> **Given task**: Can you arrange the material, from its first line through the line holding "- Point: [664, 620, 686, 634]", inclusive, as a Markdown table with the columns Row and Line, leaving out any blank lines?
***** Supplied information
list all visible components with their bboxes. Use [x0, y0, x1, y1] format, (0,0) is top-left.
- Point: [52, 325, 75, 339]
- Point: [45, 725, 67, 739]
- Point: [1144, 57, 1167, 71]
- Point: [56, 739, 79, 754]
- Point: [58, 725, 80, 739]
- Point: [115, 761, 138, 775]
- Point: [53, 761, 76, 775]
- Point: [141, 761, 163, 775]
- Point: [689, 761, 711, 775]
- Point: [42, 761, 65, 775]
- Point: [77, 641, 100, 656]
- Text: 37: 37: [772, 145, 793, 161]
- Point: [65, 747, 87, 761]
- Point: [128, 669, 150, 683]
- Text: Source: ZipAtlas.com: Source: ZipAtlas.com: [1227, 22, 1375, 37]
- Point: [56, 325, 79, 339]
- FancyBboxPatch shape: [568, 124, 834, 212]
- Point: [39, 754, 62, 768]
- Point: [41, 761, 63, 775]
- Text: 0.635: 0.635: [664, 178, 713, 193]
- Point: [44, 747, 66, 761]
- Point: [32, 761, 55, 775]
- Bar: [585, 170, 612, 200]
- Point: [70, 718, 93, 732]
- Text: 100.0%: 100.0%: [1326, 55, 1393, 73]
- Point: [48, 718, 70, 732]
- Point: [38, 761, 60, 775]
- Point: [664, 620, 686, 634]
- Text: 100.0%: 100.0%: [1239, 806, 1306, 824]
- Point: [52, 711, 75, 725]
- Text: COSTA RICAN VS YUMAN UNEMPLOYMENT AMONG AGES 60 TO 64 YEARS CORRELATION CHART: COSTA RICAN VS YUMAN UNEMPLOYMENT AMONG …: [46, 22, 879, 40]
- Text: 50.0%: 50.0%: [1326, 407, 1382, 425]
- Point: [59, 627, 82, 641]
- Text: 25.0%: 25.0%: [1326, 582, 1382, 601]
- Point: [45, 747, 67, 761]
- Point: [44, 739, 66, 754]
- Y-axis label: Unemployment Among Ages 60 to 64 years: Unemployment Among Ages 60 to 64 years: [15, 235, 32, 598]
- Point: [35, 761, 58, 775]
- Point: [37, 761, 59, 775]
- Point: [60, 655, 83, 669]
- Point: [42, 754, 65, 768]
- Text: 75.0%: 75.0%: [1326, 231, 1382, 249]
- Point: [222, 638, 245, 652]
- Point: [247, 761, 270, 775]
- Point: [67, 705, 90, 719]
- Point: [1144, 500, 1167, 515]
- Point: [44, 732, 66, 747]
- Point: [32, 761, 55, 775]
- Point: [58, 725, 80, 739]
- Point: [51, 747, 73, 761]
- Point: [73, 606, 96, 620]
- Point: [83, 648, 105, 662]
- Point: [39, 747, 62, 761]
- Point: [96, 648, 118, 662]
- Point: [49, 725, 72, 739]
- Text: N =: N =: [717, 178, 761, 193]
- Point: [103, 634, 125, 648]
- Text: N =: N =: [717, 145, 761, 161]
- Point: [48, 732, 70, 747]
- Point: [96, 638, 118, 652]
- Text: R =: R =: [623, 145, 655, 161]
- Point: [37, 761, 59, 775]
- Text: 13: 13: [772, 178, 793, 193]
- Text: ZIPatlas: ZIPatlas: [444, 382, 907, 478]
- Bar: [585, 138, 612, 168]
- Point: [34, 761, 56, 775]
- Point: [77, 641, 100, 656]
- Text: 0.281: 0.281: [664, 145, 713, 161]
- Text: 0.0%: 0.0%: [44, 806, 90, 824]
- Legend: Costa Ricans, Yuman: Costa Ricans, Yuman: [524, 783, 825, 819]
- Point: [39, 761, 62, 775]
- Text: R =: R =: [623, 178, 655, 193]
**********
> **Written answer**:
| Row | Line |
|---|---|
| 1 | list all visible components with their bboxes. Use [x0, y0, x1, y1] format, (0,0) is top-left. |
| 2 | - Point: [52, 325, 75, 339] |
| 3 | - Point: [45, 725, 67, 739] |
| 4 | - Point: [1144, 57, 1167, 71] |
| 5 | - Point: [56, 739, 79, 754] |
| 6 | - Point: [58, 725, 80, 739] |
| 7 | - Point: [115, 761, 138, 775] |
| 8 | - Point: [53, 761, 76, 775] |
| 9 | - Point: [141, 761, 163, 775] |
| 10 | - Point: [689, 761, 711, 775] |
| 11 | - Point: [42, 761, 65, 775] |
| 12 | - Point: [77, 641, 100, 656] |
| 13 | - Text: 37: 37: [772, 145, 793, 161] |
| 14 | - Point: [65, 747, 87, 761] |
| 15 | - Point: [128, 669, 150, 683] |
| 16 | - Text: Source: ZipAtlas.com: Source: ZipAtlas.com: [1227, 22, 1375, 37] |
| 17 | - Point: [56, 325, 79, 339] |
| 18 | - FancyBboxPatch shape: [568, 124, 834, 212] |
| 19 | - Point: [39, 754, 62, 768] |
| 20 | - Point: [41, 761, 63, 775] |
| 21 | - Text: 0.635: 0.635: [664, 178, 713, 193] |
| 22 | - Point: [44, 747, 66, 761] |
| 23 | - Point: [32, 761, 55, 775] |
| 24 | - Bar: [585, 170, 612, 200] |
| 25 | - Point: [70, 718, 93, 732] |
| 26 | - Text: 100.0%: 100.0%: [1326, 55, 1393, 73] |
| 27 | - Point: [48, 718, 70, 732] |
| 28 | - Point: [38, 761, 60, 775] |
| 29 | - Point: [664, 620, 686, 634] |